→ **OBJECTIVE**:
Go through the lines below and copy each one that holds the string "caption".

━━━━━━━━━━━━━━━━

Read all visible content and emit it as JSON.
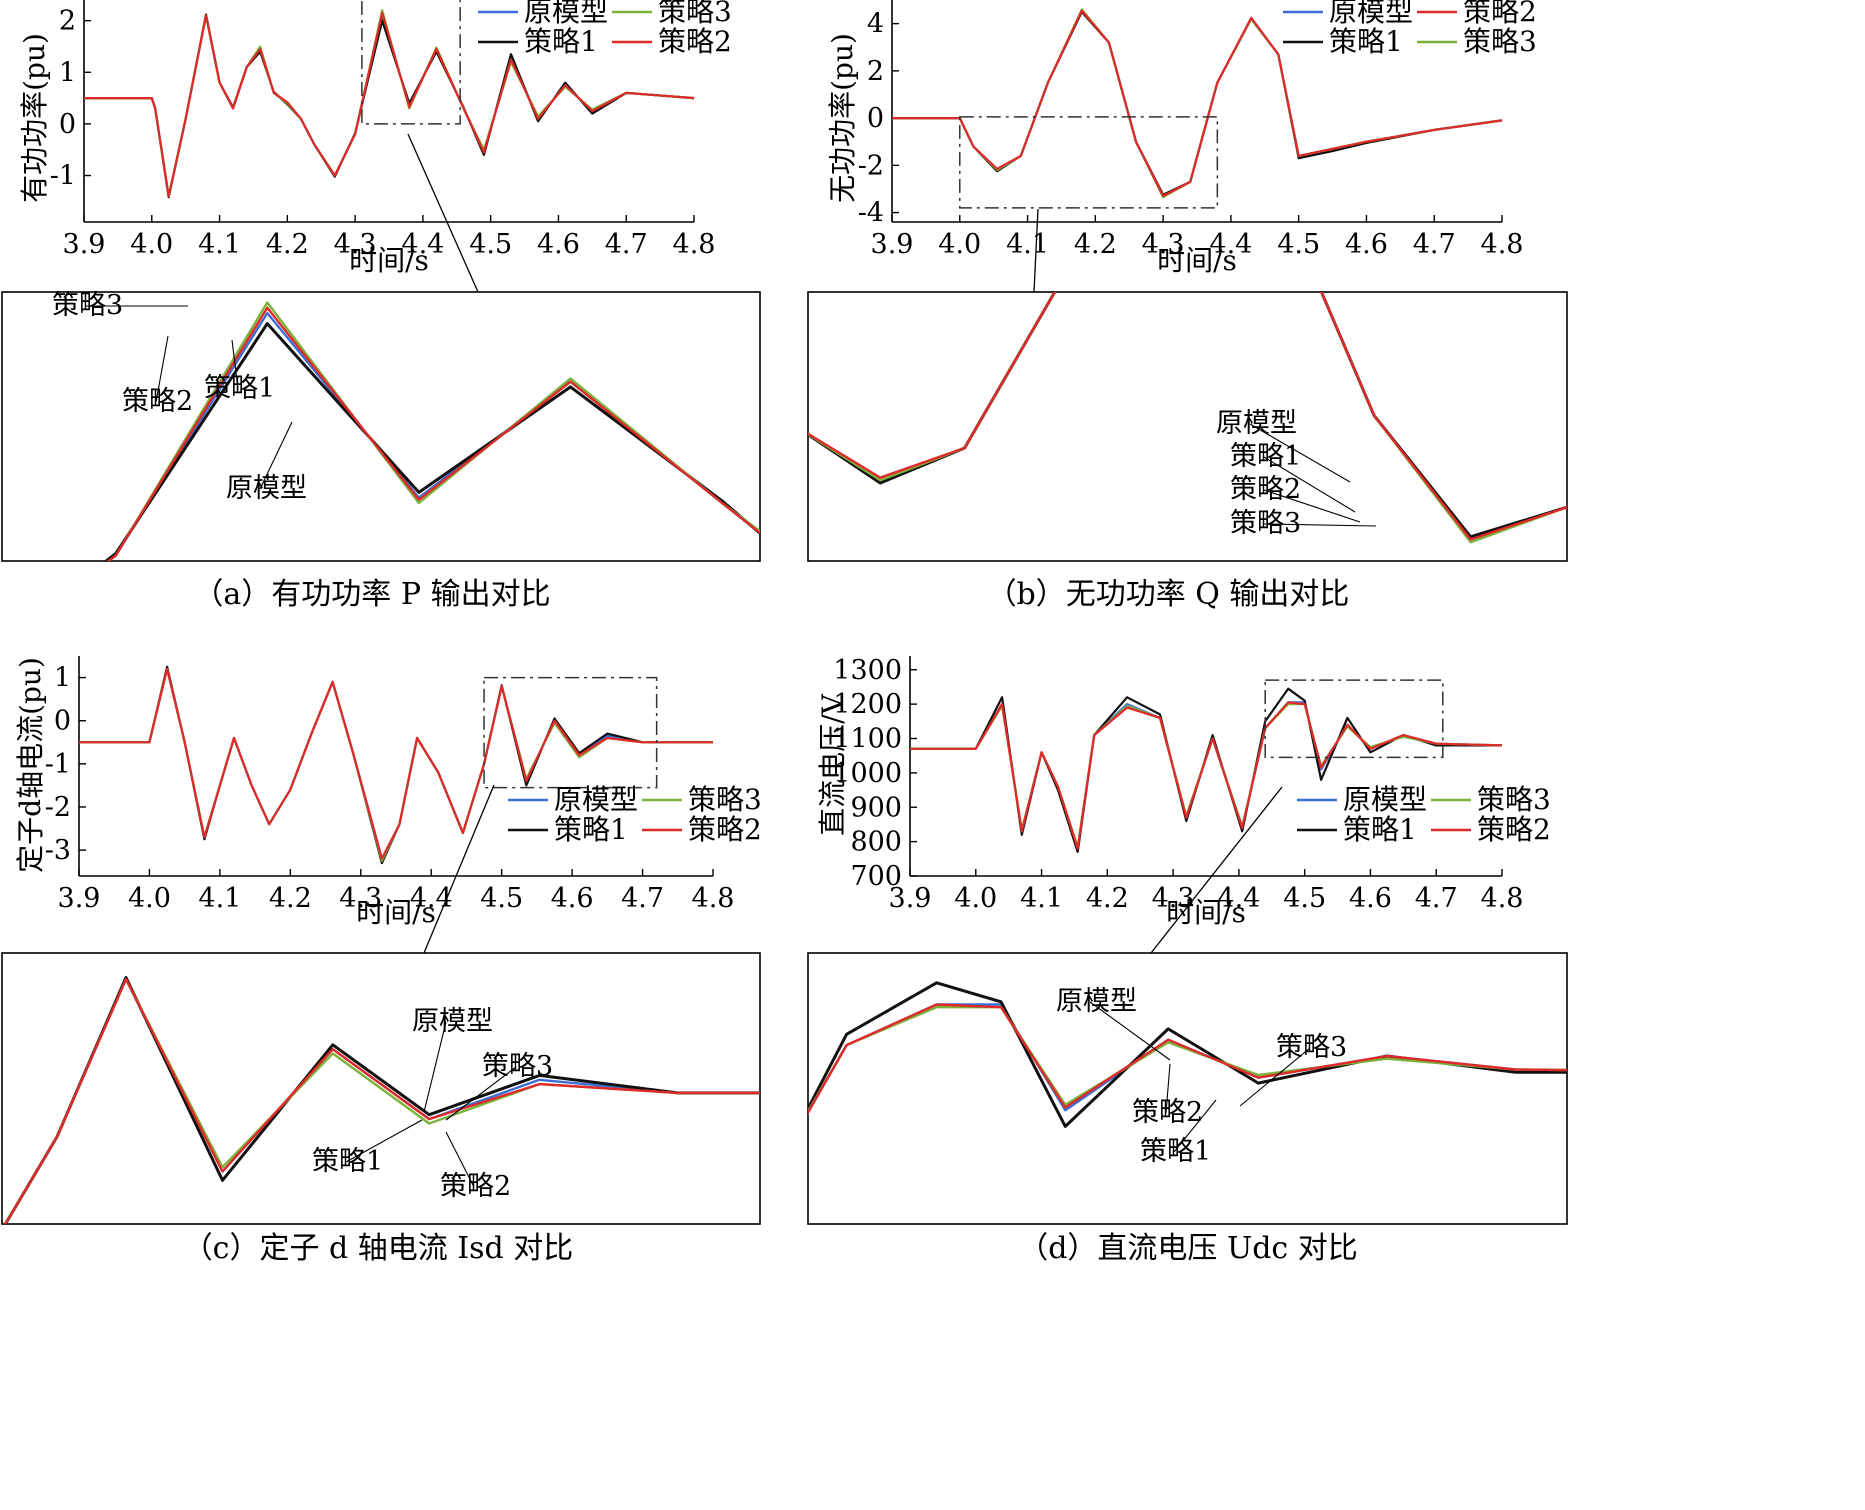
{
  "colors": {
    "原模型": "#3a6fd8",
    "策略1": "#111111",
    "策略2": "#e02a2a",
    "策略3": "#7bb33a"
  },
  "chart_data": [
    {
      "type": "line",
      "caption": "（a）有功功率 P 输出对比",
      "xlabel": "时间/s",
      "ylabel": "有功功率(pu)",
      "xlim": [
        3.9,
        4.8
      ],
      "ylim": [
        -1.9,
        2.4
      ],
      "xticks": [
        3.9,
        4.0,
        4.1,
        4.2,
        4.3,
        4.4,
        4.5,
        4.6,
        4.7,
        4.8
      ],
      "yticks": [
        -1,
        0,
        1,
        2
      ],
      "legend": [
        "原模型",
        "策略3",
        "策略1",
        "策略2"
      ],
      "zoom_box": [
        4.31,
        4.455,
        0.0,
        2.45
      ],
      "zoom_labels": [
        "策略3",
        "策略2",
        "策略1",
        "原模型"
      ],
      "x": [
        3.9,
        4.0,
        4.005,
        4.025,
        4.05,
        4.08,
        4.1,
        4.12,
        4.14,
        4.16,
        4.18,
        4.2,
        4.22,
        4.24,
        4.27,
        4.3,
        4.34,
        4.38,
        4.42,
        4.46,
        4.49,
        4.53,
        4.57,
        4.61,
        4.65,
        4.7,
        4.8
      ],
      "series": [
        {
          "name": "原模型",
          "values": [
            0.5,
            0.5,
            0.3,
            -1.4,
            0.1,
            2.1,
            0.8,
            0.3,
            1.1,
            1.45,
            0.6,
            0.4,
            0.1,
            -0.4,
            -1.0,
            -0.2,
            2.1,
            0.35,
            1.45,
            0.3,
            -0.55,
            1.3,
            0.1,
            0.75,
            0.25,
            0.6,
            0.5
          ]
        },
        {
          "name": "策略1",
          "values": [
            0.5,
            0.5,
            0.3,
            -1.42,
            0.1,
            2.12,
            0.8,
            0.32,
            1.1,
            1.4,
            0.62,
            0.38,
            0.1,
            -0.4,
            -1.02,
            -0.18,
            2.0,
            0.4,
            1.4,
            0.32,
            -0.6,
            1.35,
            0.05,
            0.8,
            0.2,
            0.6,
            0.5
          ]
        },
        {
          "name": "策略2",
          "values": [
            0.5,
            0.5,
            0.3,
            -1.4,
            0.1,
            2.1,
            0.8,
            0.3,
            1.1,
            1.45,
            0.6,
            0.42,
            0.1,
            -0.4,
            -1.0,
            -0.2,
            2.15,
            0.33,
            1.45,
            0.3,
            -0.55,
            1.25,
            0.1,
            0.75,
            0.25,
            0.6,
            0.5
          ]
        },
        {
          "name": "策略3",
          "values": [
            0.5,
            0.5,
            0.3,
            -1.4,
            0.1,
            2.1,
            0.8,
            0.3,
            1.1,
            1.5,
            0.6,
            0.4,
            0.1,
            -0.4,
            -1.0,
            -0.2,
            2.2,
            0.3,
            1.48,
            0.3,
            -0.5,
            1.2,
            0.15,
            0.72,
            0.28,
            0.6,
            0.5
          ]
        }
      ]
    },
    {
      "type": "line",
      "caption": "（b）无功功率 Q 输出对比",
      "xlabel": "时间/s",
      "ylabel": "无功功率(pu)",
      "xlim": [
        3.9,
        4.8
      ],
      "ylim": [
        -4.4,
        5.0
      ],
      "xticks": [
        3.9,
        4.0,
        4.1,
        4.2,
        4.3,
        4.4,
        4.5,
        4.6,
        4.7,
        4.8
      ],
      "yticks": [
        -4,
        -2,
        0,
        2,
        4
      ],
      "legend": [
        "原模型",
        "策略2",
        "策略1",
        "策略3"
      ],
      "zoom_box": [
        4.0,
        4.38,
        -3.8,
        0.05
      ],
      "zoom_labels": [
        "原模型",
        "策略1",
        "策略2",
        "策略3"
      ],
      "x": [
        3.9,
        4.0,
        4.02,
        4.055,
        4.09,
        4.13,
        4.18,
        4.22,
        4.26,
        4.3,
        4.34,
        4.38,
        4.43,
        4.47,
        4.5,
        4.55,
        4.6,
        4.7,
        4.8
      ],
      "series": [
        {
          "name": "原模型",
          "values": [
            0,
            0,
            -1.2,
            -2.2,
            -1.6,
            1.5,
            4.5,
            3.2,
            -1.0,
            -3.3,
            -2.7,
            1.5,
            4.2,
            2.7,
            -1.6,
            -1.3,
            -1.0,
            -0.5,
            -0.1
          ]
        },
        {
          "name": "策略1",
          "values": [
            0,
            0,
            -1.2,
            -2.25,
            -1.6,
            1.5,
            4.5,
            3.2,
            -1.0,
            -3.25,
            -2.7,
            1.5,
            4.2,
            2.7,
            -1.7,
            -1.4,
            -1.05,
            -0.5,
            -0.1
          ]
        },
        {
          "name": "策略2",
          "values": [
            0,
            0,
            -1.2,
            -2.15,
            -1.6,
            1.5,
            4.55,
            3.2,
            -1.0,
            -3.3,
            -2.7,
            1.5,
            4.25,
            2.7,
            -1.6,
            -1.3,
            -1.0,
            -0.5,
            -0.1
          ]
        },
        {
          "name": "策略3",
          "values": [
            0,
            0,
            -1.2,
            -2.2,
            -1.6,
            1.5,
            4.6,
            3.2,
            -1.0,
            -3.35,
            -2.7,
            1.5,
            4.2,
            2.7,
            -1.6,
            -1.3,
            -1.0,
            -0.5,
            -0.1
          ]
        }
      ]
    },
    {
      "type": "line",
      "caption": "（c）定子 d 轴电流 Isd 对比",
      "xlabel": "时间/s",
      "ylabel": "定子d轴电流(pu)",
      "xlim": [
        3.9,
        4.8
      ],
      "ylim": [
        -3.6,
        1.5
      ],
      "xticks": [
        3.9,
        4.0,
        4.1,
        4.2,
        4.3,
        4.4,
        4.5,
        4.6,
        4.7,
        4.8
      ],
      "yticks": [
        -3,
        -2,
        -1,
        0,
        1
      ],
      "legend": [
        "原模型",
        "策略3",
        "策略1",
        "策略2"
      ],
      "zoom_box": [
        4.475,
        4.72,
        -1.55,
        1.0
      ],
      "zoom_labels": [
        "原模型",
        "策略3",
        "策略1",
        "策略2"
      ],
      "x": [
        3.9,
        4.0,
        4.025,
        4.05,
        4.078,
        4.1,
        4.12,
        4.145,
        4.17,
        4.2,
        4.23,
        4.26,
        4.29,
        4.33,
        4.355,
        4.38,
        4.41,
        4.445,
        4.475,
        4.5,
        4.535,
        4.575,
        4.61,
        4.65,
        4.7,
        4.8
      ],
      "series": [
        {
          "name": "原模型",
          "values": [
            -0.5,
            -0.5,
            1.2,
            -0.5,
            -2.7,
            -1.5,
            -0.4,
            -1.5,
            -2.4,
            -1.6,
            -0.3,
            0.9,
            -0.8,
            -3.2,
            -2.4,
            -0.4,
            -1.2,
            -2.6,
            -1.0,
            0.8,
            -1.4,
            0.0,
            -0.8,
            -0.35,
            -0.5,
            -0.5
          ]
        },
        {
          "name": "策略1",
          "values": [
            -0.5,
            -0.5,
            1.25,
            -0.5,
            -2.75,
            -1.5,
            -0.4,
            -1.5,
            -2.4,
            -1.6,
            -0.3,
            0.9,
            -0.8,
            -3.3,
            -2.4,
            -0.4,
            -1.2,
            -2.6,
            -1.0,
            0.82,
            -1.5,
            0.05,
            -0.75,
            -0.3,
            -0.5,
            -0.5
          ]
        },
        {
          "name": "策略2",
          "values": [
            -0.5,
            -0.5,
            1.2,
            -0.5,
            -2.7,
            -1.5,
            -0.4,
            -1.5,
            -2.4,
            -1.6,
            -0.3,
            0.9,
            -0.8,
            -3.2,
            -2.4,
            -0.4,
            -1.2,
            -2.6,
            -1.0,
            0.8,
            -1.4,
            0.0,
            -0.8,
            -0.4,
            -0.5,
            -0.5
          ]
        },
        {
          "name": "策略3",
          "values": [
            -0.5,
            -0.5,
            1.2,
            -0.5,
            -2.7,
            -1.5,
            -0.4,
            -1.5,
            -2.4,
            -1.6,
            -0.3,
            0.9,
            -0.8,
            -3.25,
            -2.4,
            -0.4,
            -1.2,
            -2.6,
            -1.0,
            0.8,
            -1.35,
            -0.05,
            -0.85,
            -0.4,
            -0.5,
            -0.5
          ]
        }
      ]
    },
    {
      "type": "line",
      "caption": "（d）直流电压 Udc 对比",
      "xlabel": "时间/s",
      "ylabel": "直流电压/V",
      "xlim": [
        3.9,
        4.8
      ],
      "ylim": [
        700,
        1340
      ],
      "xticks": [
        3.9,
        4.0,
        4.1,
        4.2,
        4.3,
        4.4,
        4.5,
        4.6,
        4.7,
        4.8
      ],
      "yticks": [
        700,
        800,
        900,
        1000,
        1100,
        1200,
        1300
      ],
      "legend": [
        "原模型",
        "策略3",
        "策略1",
        "策略2"
      ],
      "zoom_box": [
        4.44,
        4.71,
        1045,
        1270
      ],
      "zoom_labels": [
        "原模型",
        "策略3",
        "策略2",
        "策略1"
      ],
      "x": [
        3.9,
        4.0,
        4.04,
        4.07,
        4.1,
        4.125,
        4.155,
        4.18,
        4.23,
        4.28,
        4.32,
        4.36,
        4.405,
        4.44,
        4.475,
        4.5,
        4.525,
        4.565,
        4.6,
        4.65,
        4.7,
        4.8
      ],
      "series": [
        {
          "name": "原模型",
          "values": [
            1070,
            1070,
            1200,
            830,
            1060,
            960,
            780,
            1110,
            1200,
            1160,
            870,
            1100,
            840,
            1130,
            1205,
            1205,
            1010,
            1140,
            1070,
            1110,
            1085,
            1080
          ]
        },
        {
          "name": "策略1",
          "values": [
            1070,
            1070,
            1220,
            820,
            1060,
            950,
            770,
            1110,
            1220,
            1170,
            860,
            1110,
            830,
            1150,
            1245,
            1210,
            980,
            1160,
            1060,
            1110,
            1080,
            1080
          ]
        },
        {
          "name": "策略2",
          "values": [
            1070,
            1070,
            1200,
            830,
            1060,
            960,
            780,
            1110,
            1190,
            1160,
            870,
            1100,
            840,
            1130,
            1205,
            1200,
            1015,
            1140,
            1070,
            1110,
            1085,
            1080
          ]
        },
        {
          "name": "策略3",
          "values": [
            1070,
            1070,
            1195,
            835,
            1060,
            960,
            785,
            1110,
            1195,
            1160,
            875,
            1100,
            845,
            1130,
            1200,
            1200,
            1020,
            1135,
            1075,
            1105,
            1085,
            1080
          ]
        }
      ]
    }
  ]
}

━━━━━━━━━━━━━━━━

→ **REPLY**:
      "caption": "（a）有功功率 P 输出对比",
      "caption": "（b）无功功率 Q 输出对比",
      "caption": "（c）定子 d 轴电流 Isd 对比",
      "caption": "（d）直流电压 Udc 对比",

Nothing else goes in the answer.